Figure contents as structured data
☆ ☆ ☆ ☆

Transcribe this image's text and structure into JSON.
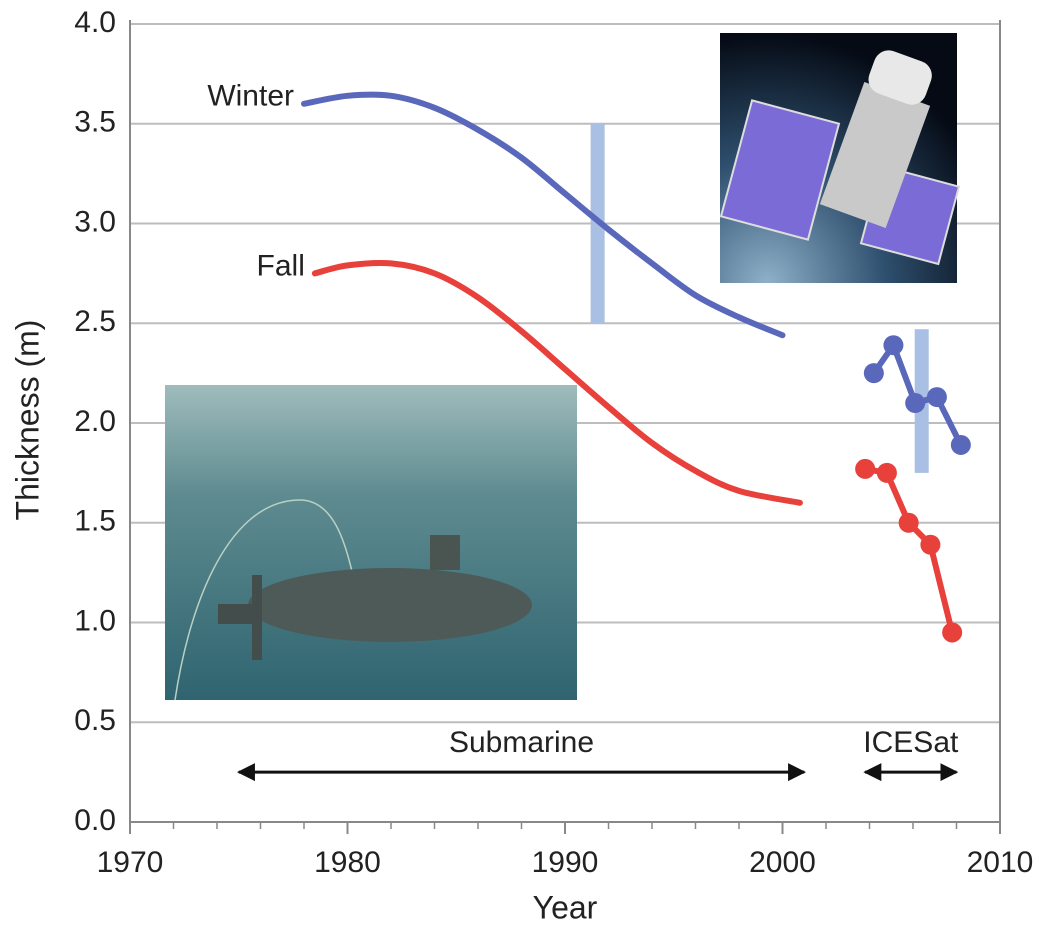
{
  "chart_data": {
    "type": "line",
    "xlabel": "Year",
    "ylabel": "Thickness (m)",
    "xlim": [
      1970,
      2010
    ],
    "xticks": [
      1970,
      1980,
      1990,
      2000,
      2010
    ],
    "xminorticks": [
      1972,
      1974,
      1976,
      1978,
      1982,
      1984,
      1986,
      1988,
      1992,
      1994,
      1996,
      1998,
      2002,
      2004,
      2006,
      2008
    ],
    "ylim": [
      0,
      4
    ],
    "yticks": [
      {
        "value": 0,
        "label": "0.0"
      },
      0.5,
      {
        "value": 1,
        "label": "1.0"
      },
      1.5,
      {
        "value": 2,
        "label": "2.0"
      },
      2.5,
      {
        "value": 3,
        "label": "3.0"
      },
      3.5,
      {
        "value": 4,
        "label": "4.0"
      }
    ],
    "grid": true,
    "series": [
      {
        "name": "Winter",
        "color": "#5a68bb",
        "markers": false,
        "x": [
          1978,
          1980,
          1982,
          1984,
          1986,
          1988,
          1990,
          1992,
          1994,
          1996,
          1998,
          2000
        ],
        "values": [
          3.6,
          3.64,
          3.64,
          3.58,
          3.47,
          3.33,
          3.15,
          2.97,
          2.8,
          2.64,
          2.53,
          2.44
        ]
      },
      {
        "name": "Fall",
        "color": "#e8403a",
        "markers": false,
        "x": [
          1978.5,
          1980,
          1982,
          1984,
          1986,
          1988,
          1990,
          1992,
          1994,
          1996,
          1998,
          2000.8
        ],
        "values": [
          2.75,
          2.79,
          2.8,
          2.75,
          2.63,
          2.46,
          2.27,
          2.08,
          1.9,
          1.76,
          1.66,
          1.6
        ]
      },
      {
        "color": "#5a68bb",
        "markers": true,
        "x": [
          2004.2,
          2005.1,
          2006.1,
          2007.1,
          2008.2
        ],
        "values": [
          2.25,
          2.39,
          2.1,
          2.13,
          1.89
        ]
      },
      {
        "color": "#e8403a",
        "markers": true,
        "x": [
          2003.8,
          2004.8,
          2005.8,
          2006.8,
          2007.8
        ],
        "values": [
          1.77,
          1.75,
          1.5,
          1.39,
          0.95
        ]
      }
    ],
    "uncertainty_bars": [
      {
        "x": 1991.5,
        "low": 2.5,
        "high": 3.5
      },
      {
        "x": 2006.4,
        "low": 1.75,
        "high": 2.47
      }
    ],
    "bar_color": "#a9bfe3",
    "periods": [
      {
        "label": "Submarine",
        "start": 1975,
        "end": 2001,
        "y": 0.25
      },
      {
        "label": "ICESat",
        "start": 2003.8,
        "end": 2008,
        "y": 0.25
      }
    ]
  }
}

☆ ☆ ☆ ☆

Leaving aside the images, write out the entries above word for word.

Transcribe this image's text and structure into JSON.
{
  "chart_data": {
    "type": "line",
    "xlabel": "Year",
    "ylabel": "Thickness (m)",
    "xlim": [
      1970,
      2010
    ],
    "xticks": [
      1970,
      1980,
      1990,
      2000,
      2010
    ],
    "xminorticks": [
      1972,
      1974,
      1976,
      1978,
      1982,
      1984,
      1986,
      1988,
      1992,
      1994,
      1996,
      1998,
      2002,
      2004,
      2006,
      2008
    ],
    "ylim": [
      0,
      4
    ],
    "yticks": [
      {
        "value": 0,
        "label": "0.0"
      },
      0.5,
      {
        "value": 1,
        "label": "1.0"
      },
      1.5,
      {
        "value": 2,
        "label": "2.0"
      },
      2.5,
      {
        "value": 3,
        "label": "3.0"
      },
      3.5,
      {
        "value": 4,
        "label": "4.0"
      }
    ],
    "grid": true,
    "series": [
      {
        "name": "Winter",
        "color": "#5a68bb",
        "markers": false,
        "x": [
          1978,
          1980,
          1982,
          1984,
          1986,
          1988,
          1990,
          1992,
          1994,
          1996,
          1998,
          2000
        ],
        "values": [
          3.6,
          3.64,
          3.64,
          3.58,
          3.47,
          3.33,
          3.15,
          2.97,
          2.8,
          2.64,
          2.53,
          2.44
        ]
      },
      {
        "name": "Fall",
        "color": "#e8403a",
        "markers": false,
        "x": [
          1978.5,
          1980,
          1982,
          1984,
          1986,
          1988,
          1990,
          1992,
          1994,
          1996,
          1998,
          2000.8
        ],
        "values": [
          2.75,
          2.79,
          2.8,
          2.75,
          2.63,
          2.46,
          2.27,
          2.08,
          1.9,
          1.76,
          1.66,
          1.6
        ]
      },
      {
        "color": "#5a68bb",
        "markers": true,
        "x": [
          2004.2,
          2005.1,
          2006.1,
          2007.1,
          2008.2
        ],
        "values": [
          2.25,
          2.39,
          2.1,
          2.13,
          1.89
        ]
      },
      {
        "color": "#e8403a",
        "markers": true,
        "x": [
          2003.8,
          2004.8,
          2005.8,
          2006.8,
          2007.8
        ],
        "values": [
          1.77,
          1.75,
          1.5,
          1.39,
          0.95
        ]
      }
    ],
    "uncertainty_bars": [
      {
        "x": 1991.5,
        "low": 2.5,
        "high": 3.5
      },
      {
        "x": 2006.4,
        "low": 1.75,
        "high": 2.47
      }
    ],
    "bar_color": "#a9bfe3",
    "periods": [
      {
        "label": "Submarine",
        "start": 1975,
        "end": 2001,
        "y": 0.25
      },
      {
        "label": "ICESat",
        "start": 2003.8,
        "end": 2008,
        "y": 0.25
      }
    ]
  }
}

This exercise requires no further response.